--- PROVIDED MATERIAL ---

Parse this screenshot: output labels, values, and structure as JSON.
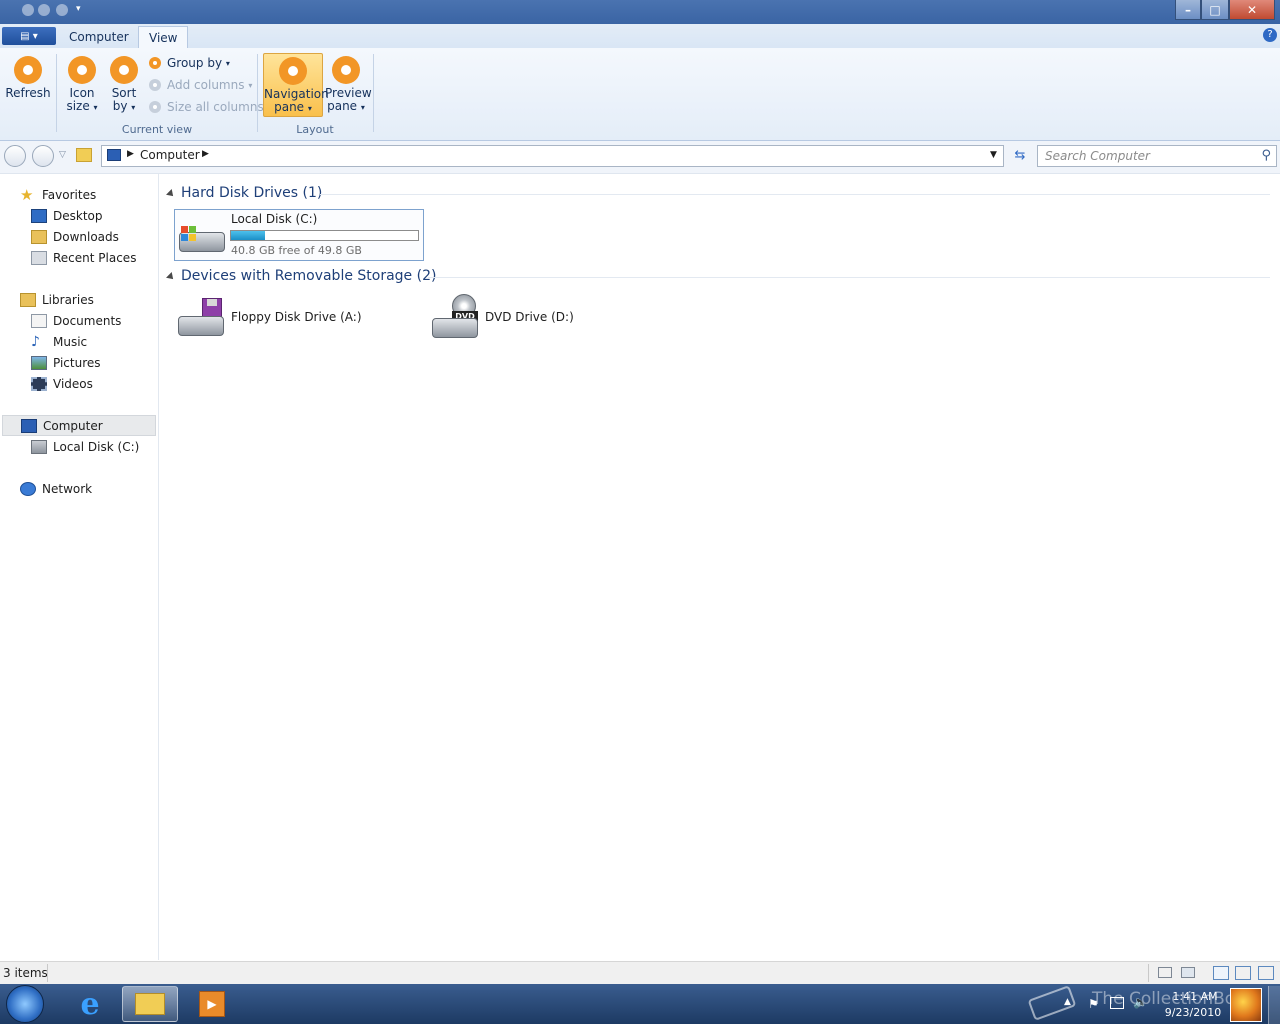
{
  "ribbon": {
    "tabs": [
      "Computer",
      "View"
    ],
    "buttons": {
      "refresh": "Refresh",
      "icon_size_1": "Icon",
      "icon_size_2": "size",
      "sort_by_1": "Sort",
      "sort_by_2": "by",
      "group_by": "Group by",
      "add_columns": "Add columns",
      "size_all_columns": "Size all columns",
      "navigation_pane_1": "Navigation",
      "navigation_pane_2": "pane",
      "preview_pane_1": "Preview",
      "preview_pane_2": "pane"
    },
    "groups": {
      "current_view": "Current view",
      "layout": "Layout"
    }
  },
  "address": {
    "crumb": "Computer",
    "search_placeholder": "Search Computer"
  },
  "nav": {
    "favorites": "Favorites",
    "desktop": "Desktop",
    "downloads": "Downloads",
    "recent_places": "Recent Places",
    "libraries": "Libraries",
    "documents": "Documents",
    "music": "Music",
    "pictures": "Pictures",
    "videos": "Videos",
    "computer": "Computer",
    "local_disk": "Local Disk (C:)",
    "network": "Network"
  },
  "content": {
    "hdd_group": "Hard Disk Drives (1)",
    "removable_group": "Devices with Removable Storage (2)",
    "local_disk": {
      "name": "Local Disk (C:)",
      "free_text": "40.8 GB free of 49.8 GB",
      "used_fraction": 0.18
    },
    "floppy": "Floppy Disk Drive (A:)",
    "dvd": "DVD Drive (D:)",
    "dvd_badge": "DVD"
  },
  "status": {
    "items": "3 items"
  },
  "taskbar": {
    "time": "1:41 AM",
    "date": "9/23/2010",
    "watermark": "The CollectionBook"
  },
  "colors": {
    "accent": "#f29626",
    "disk_bar": "#26a0da",
    "taskbar": "#1d3a63"
  }
}
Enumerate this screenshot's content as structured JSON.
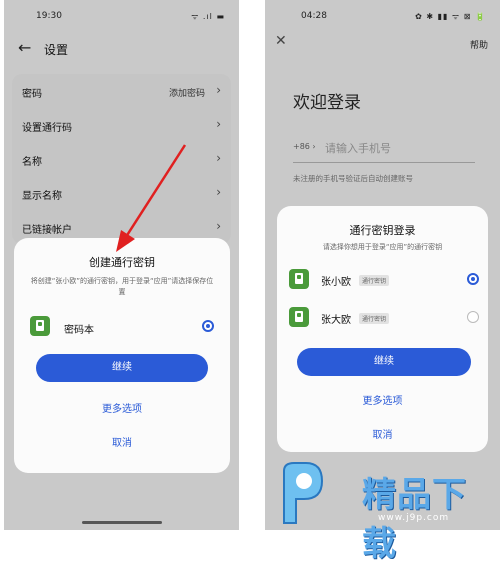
{
  "left": {
    "status_time": "19:30",
    "status_icons": "ᯤ .ıl ▬",
    "header_title": "设置",
    "list": [
      {
        "label": "密码",
        "value": "添加密码"
      },
      {
        "label": "设置通行码",
        "value": ""
      },
      {
        "label": "名称",
        "value": ""
      },
      {
        "label": "显示名称",
        "value": ""
      },
      {
        "label": "已链接帐户",
        "value": ""
      }
    ],
    "sheet": {
      "title": "创建通行密钥",
      "description": "将创建“张小欧”的通行密钥，用于登录“应用”请选择保存位置",
      "option_name": "密码本",
      "continue": "继续",
      "more": "更多选项",
      "cancel": "取消"
    }
  },
  "right": {
    "status_time": "04:28",
    "status_icons": "✿ ✱ ▮▮ ᯤ ⊠ 🔋",
    "help": "帮助",
    "welcome": "欢迎登录",
    "country_code": "+86 ›",
    "phone_placeholder": "请输入手机号",
    "hint": "未注册的手机号验证后自动创建账号",
    "sheet": {
      "title": "通行密钥登录",
      "description": "请选择你想用于登录“应用”的通行密钥",
      "accounts": [
        {
          "name": "张小欧",
          "tag": "通行密钥",
          "selected": true
        },
        {
          "name": "张大欧",
          "tag": "通行密钥",
          "selected": false
        }
      ],
      "continue": "继续",
      "more": "更多选项",
      "cancel": "取消"
    }
  },
  "watermark": {
    "brand": "精品下载",
    "url": "www.j9p.com"
  },
  "colors": {
    "accent": "#2b5bd7",
    "arrow": "#e02020",
    "app_icon": "#4a9a3a",
    "dim_background": "#c9c9c9"
  }
}
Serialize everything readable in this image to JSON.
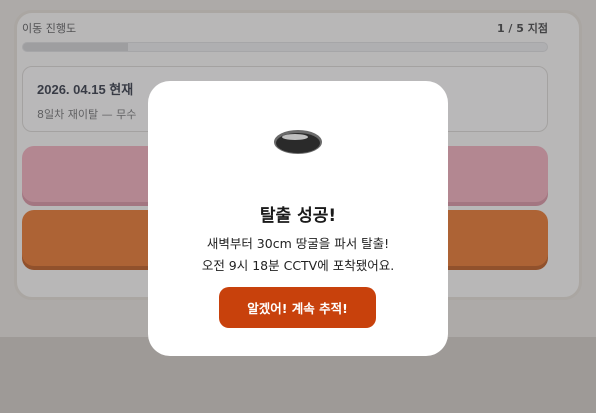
{
  "progress": {
    "label": "이동 진행도",
    "count": "1 / 5 지점",
    "fraction": 0.2
  },
  "info": {
    "date": "2026. 04.15 현재",
    "description": "8일차 재이탈 — 무수"
  },
  "modal": {
    "icon": "hole-icon",
    "title": "탈출 성공!",
    "line1": "새벽부터 30cm 땅굴을 파서 탈출!",
    "line2": "오전 9시 18분 CCTV에 포착됐어요.",
    "confirm_label": "알겠어! 계속 추적!"
  },
  "colors": {
    "accent": "#c8410c",
    "pink_button": "#f3a7b6",
    "orange_button": "#e86a17"
  }
}
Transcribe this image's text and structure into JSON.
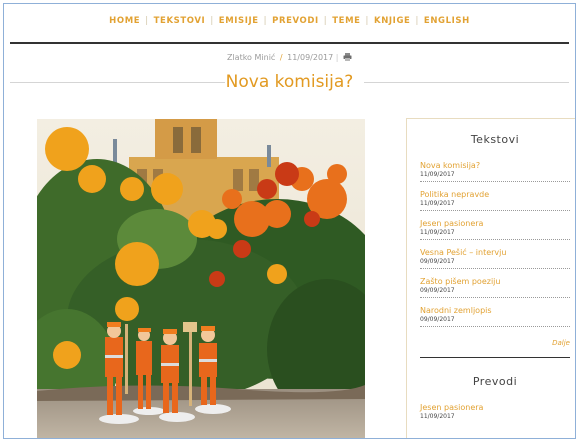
{
  "nav": {
    "items": [
      "HOME",
      "TEKSTOVI",
      "EMISIJE",
      "PREVODI",
      "TEME",
      "KNJIGE",
      "ENGLISH"
    ],
    "separator": "|"
  },
  "article": {
    "author": "Zlatko Minić",
    "slash": "/",
    "date": "11/09/2017",
    "title": "Nova komisija?"
  },
  "sidebar": {
    "tekstovi_heading": "Tekstovi",
    "tekstovi": [
      {
        "title": "Nova komisija?",
        "date": "11/09/2017"
      },
      {
        "title": "Politika nepravde",
        "date": "11/09/2017"
      },
      {
        "title": "Jesen pasionera",
        "date": "11/09/2017"
      },
      {
        "title": "Vesna Pešić – intervju",
        "date": "09/09/2017"
      },
      {
        "title": "Zašto pišem poeziju",
        "date": "09/09/2017"
      },
      {
        "title": "Narodni zemljopis",
        "date": "09/09/2017"
      }
    ],
    "more_label": "Dalje",
    "prevodi_heading": "Prevodi",
    "prevodi": [
      {
        "title": "Jesen pasionera",
        "date": "11/09/2017"
      }
    ]
  },
  "colors": {
    "accent": "#e2a233",
    "frame": "#8fb0d8",
    "text": "#444444"
  },
  "icons": {
    "print": "printer-icon"
  }
}
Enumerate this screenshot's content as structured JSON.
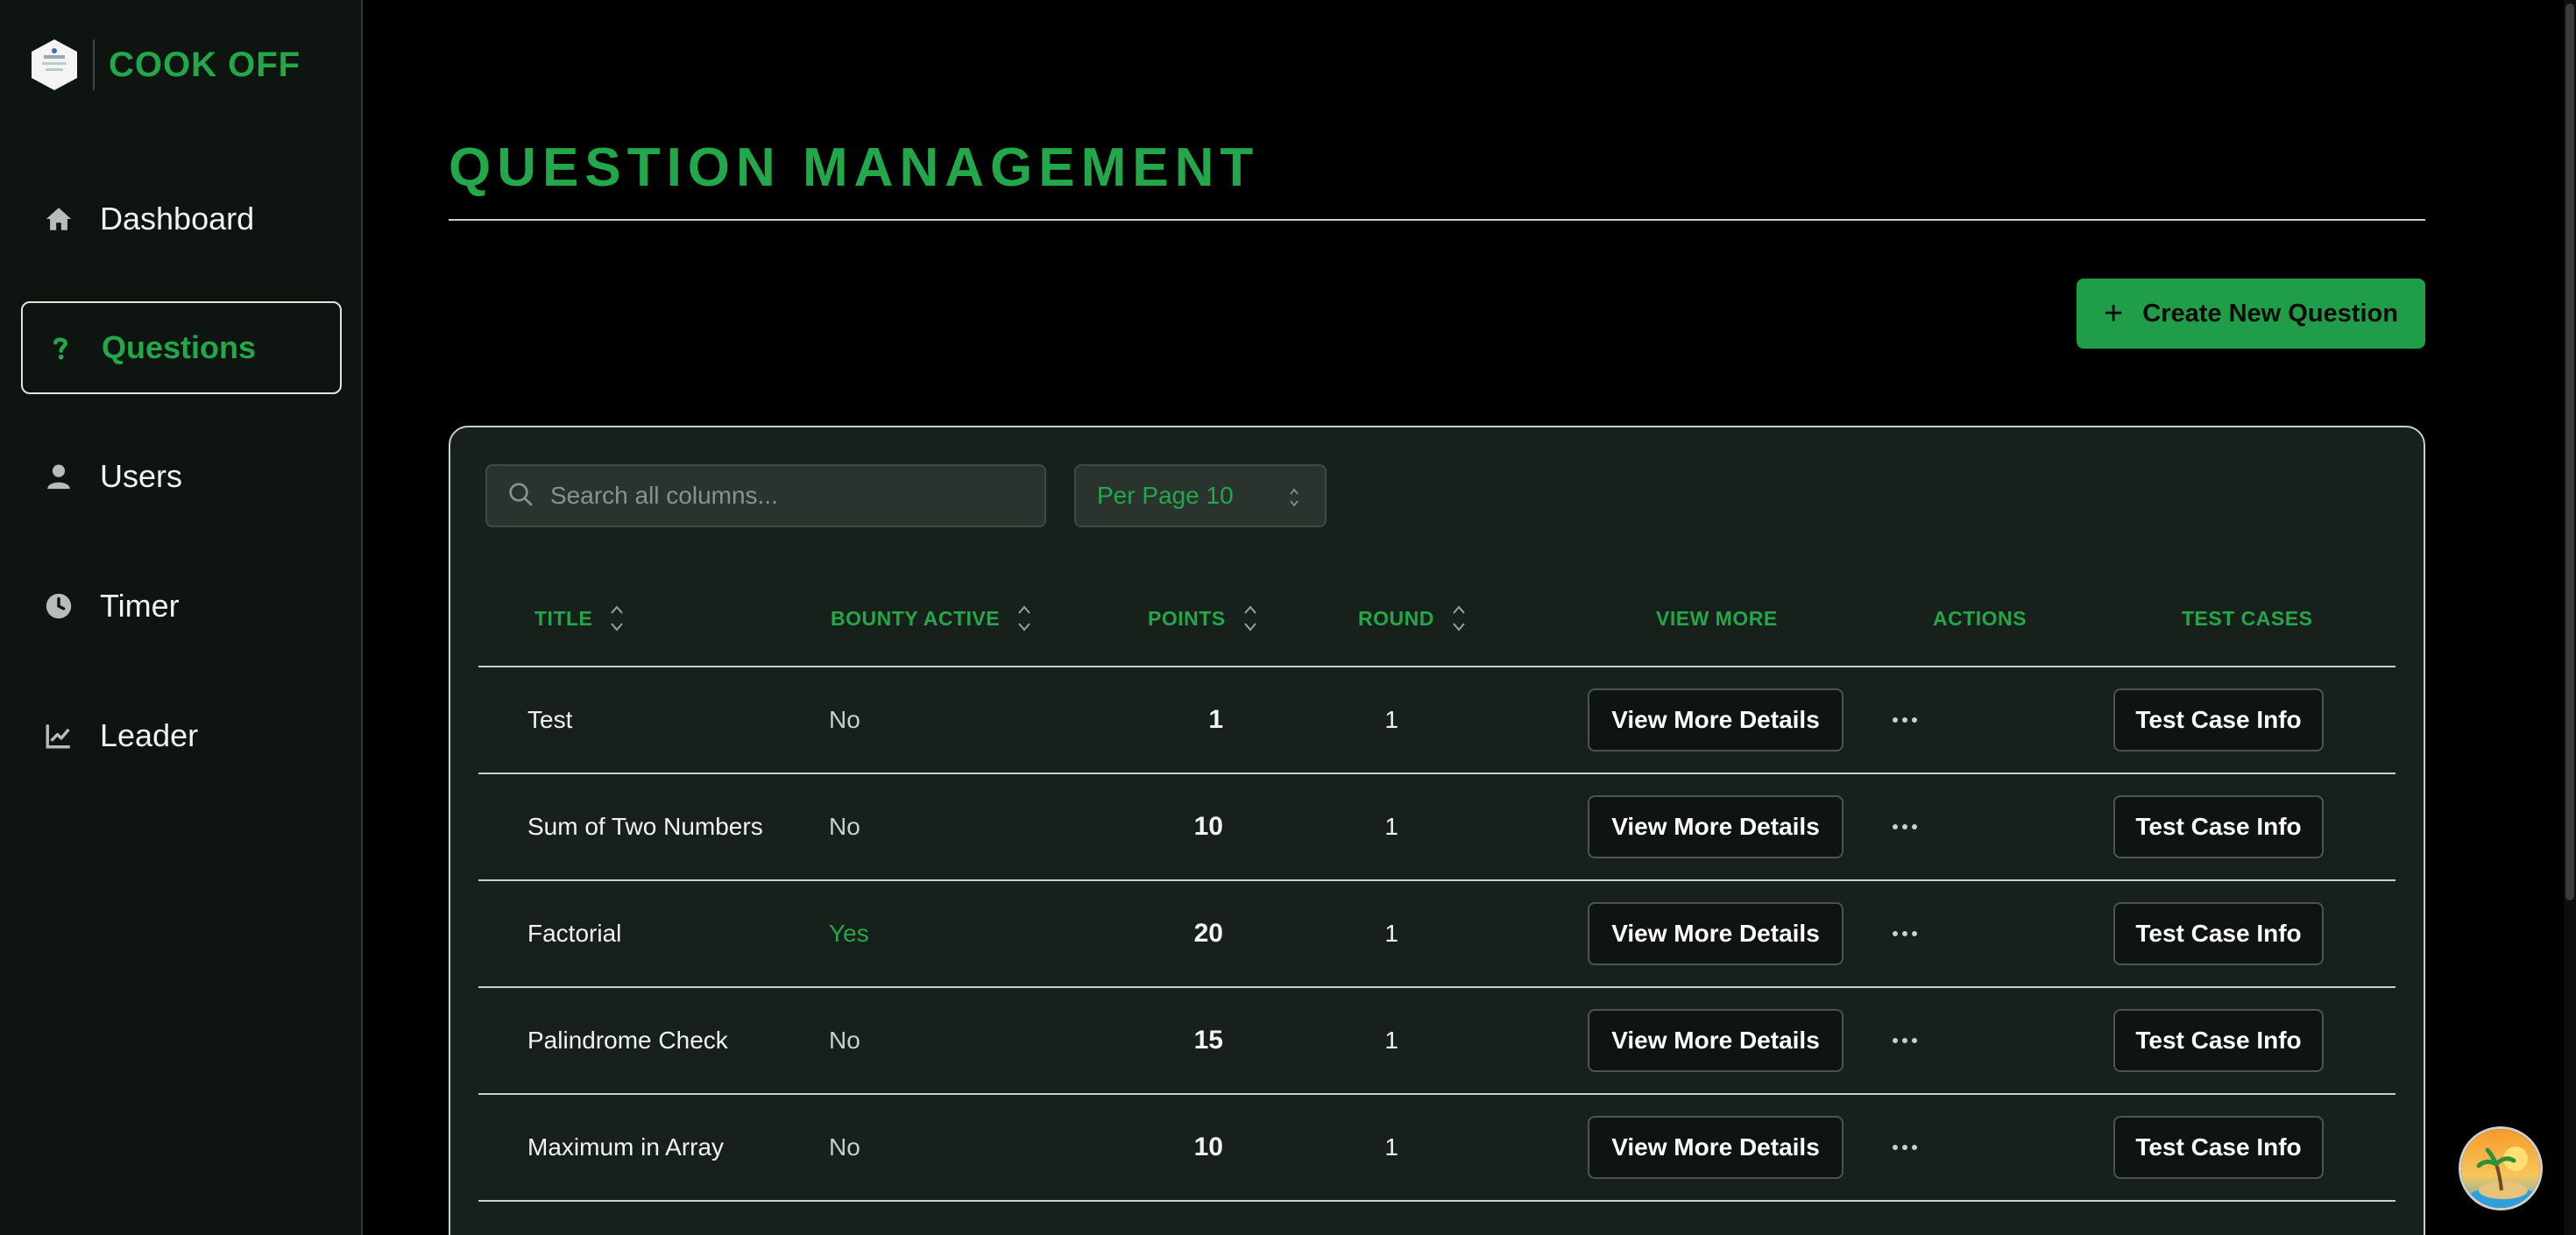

---

WHAT YOU SHOULD DO => Would you return the data exactly as written, without the pictures?

FINAL RESULT =>
Parse this screenshot: output labels, values, and structure as JSON.
{
  "ribbon": {
    "tabs": [
      "Computer",
      "View"
    ],
    "buttons": {
      "refresh": "Refresh",
      "icon_size_1": "Icon",
      "icon_size_2": "size",
      "sort_by_1": "Sort",
      "sort_by_2": "by",
      "group_by": "Group by",
      "add_columns": "Add columns",
      "size_all_columns": "Size all columns",
      "navigation_pane_1": "Navigation",
      "navigation_pane_2": "pane",
      "preview_pane_1": "Preview",
      "preview_pane_2": "pane"
    },
    "groups": {
      "current_view": "Current view",
      "layout": "Layout"
    }
  },
  "address": {
    "crumb": "Computer",
    "search_placeholder": "Search Computer"
  },
  "nav": {
    "favorites": "Favorites",
    "desktop": "Desktop",
    "downloads": "Downloads",
    "recent_places": "Recent Places",
    "libraries": "Libraries",
    "documents": "Documents",
    "music": "Music",
    "pictures": "Pictures",
    "videos": "Videos",
    "computer": "Computer",
    "local_disk": "Local Disk (C:)",
    "network": "Network"
  },
  "content": {
    "hdd_group": "Hard Disk Drives (1)",
    "removable_group": "Devices with Removable Storage (2)",
    "local_disk": {
      "name": "Local Disk (C:)",
      "free_text": "40.8 GB free of 49.8 GB",
      "used_fraction": 0.18
    },
    "floppy": "Floppy Disk Drive (A:)",
    "dvd": "DVD Drive (D:)",
    "dvd_badge": "DVD"
  },
  "status": {
    "items": "3 items"
  },
  "taskbar": {
    "time": "1:41 AM",
    "date": "9/23/2010",
    "watermark": "The CollectionBook"
  },
  "colors": {
    "accent": "#f29626",
    "disk_bar": "#26a0da",
    "taskbar": "#1d3a63"
  }
}
Enumerate this screenshot's content as structured JSON.
{
  "left": {
    "status_time": "19:30",
    "status_icons": "ᯤ .ıl ▬",
    "header_title": "设置",
    "list": [
      {
        "label": "密码",
        "value": "添加密码"
      },
      {
        "label": "设置通行码",
        "value": ""
      },
      {
        "label": "名称",
        "value": ""
      },
      {
        "label": "显示名称",
        "value": ""
      },
      {
        "label": "已链接帐户",
        "value": ""
      }
    ],
    "sheet": {
      "title": "创建通行密钥",
      "description": "将创建“张小欧”的通行密钥，用于登录“应用”请选择保存位置",
      "option_name": "密码本",
      "continue": "继续",
      "more": "更多选项",
      "cancel": "取消"
    }
  },
  "right": {
    "status_time": "04:28",
    "status_icons": "✿ ✱ ▮▮ ᯤ ⊠ 🔋",
    "help": "帮助",
    "welcome": "欢迎登录",
    "country_code": "+86 ›",
    "phone_placeholder": "请输入手机号",
    "hint": "未注册的手机号验证后自动创建账号",
    "sheet": {
      "title": "通行密钥登录",
      "description": "请选择你想用于登录“应用”的通行密钥",
      "accounts": [
        {
          "name": "张小欧",
          "tag": "通行密钥",
          "selected": true
        },
        {
          "name": "张大欧",
          "tag": "通行密钥",
          "selected": false
        }
      ],
      "continue": "继续",
      "more": "更多选项",
      "cancel": "取消"
    }
  },
  "watermark": {
    "brand": "精品下载",
    "url": "www.j9p.com"
  },
  "colors": {
    "accent": "#2b5bd7",
    "arrow": "#e02020",
    "app_icon": "#4a9a3a",
    "dim_background": "#c9c9c9"
  }
}
Serialize everything readable in this image to JSON.
{
  "progress": {
    "label": "이동 진행도",
    "count": "1 / 5 지점",
    "fraction": 0.2
  },
  "info": {
    "date": "2026. 04.15 현재",
    "description": "8일차 재이탈 — 무수"
  },
  "modal": {
    "icon": "hole-icon",
    "title": "탈출 성공!",
    "line1": "새벽부터 30cm 땅굴을 파서 탈출!",
    "line2": "오전 9시 18분 CCTV에 포착됐어요.",
    "confirm_label": "알겠어! 계속 추적!"
  },
  "colors": {
    "accent": "#c8410c",
    "pink_button": "#f3a7b6",
    "orange_button": "#e86a17"
  }
}
Transcribe this image's text and structure into JSON.
{
  "nav": {
    "items": [
      "HOME",
      "TEKSTOVI",
      "EMISIJE",
      "PREVODI",
      "TEME",
      "KNJIGE",
      "ENGLISH"
    ],
    "separator": "|"
  },
  "article": {
    "author": "Zlatko Minić",
    "slash": "/",
    "date": "11/09/2017",
    "title": "Nova komisija?"
  },
  "sidebar": {
    "tekstovi_heading": "Tekstovi",
    "tekstovi": [
      {
        "title": "Nova komisija?",
        "date": "11/09/2017"
      },
      {
        "title": "Politika nepravde",
        "date": "11/09/2017"
      },
      {
        "title": "Jesen pasionera",
        "date": "11/09/2017"
      },
      {
        "title": "Vesna Pešić – intervju",
        "date": "09/09/2017"
      },
      {
        "title": "Zašto pišem poeziju",
        "date": "09/09/2017"
      },
      {
        "title": "Narodni zemljopis",
        "date": "09/09/2017"
      }
    ],
    "more_label": "Dalje",
    "prevodi_heading": "Prevodi",
    "prevodi": [
      {
        "title": "Jesen pasionera",
        "date": "11/09/2017"
      }
    ]
  },
  "colors": {
    "accent": "#e2a233",
    "frame": "#8fb0d8",
    "text": "#444444"
  },
  "icons": {
    "print": "printer-icon"
  }
}
Enumerate this screenshot's content as structured JSON.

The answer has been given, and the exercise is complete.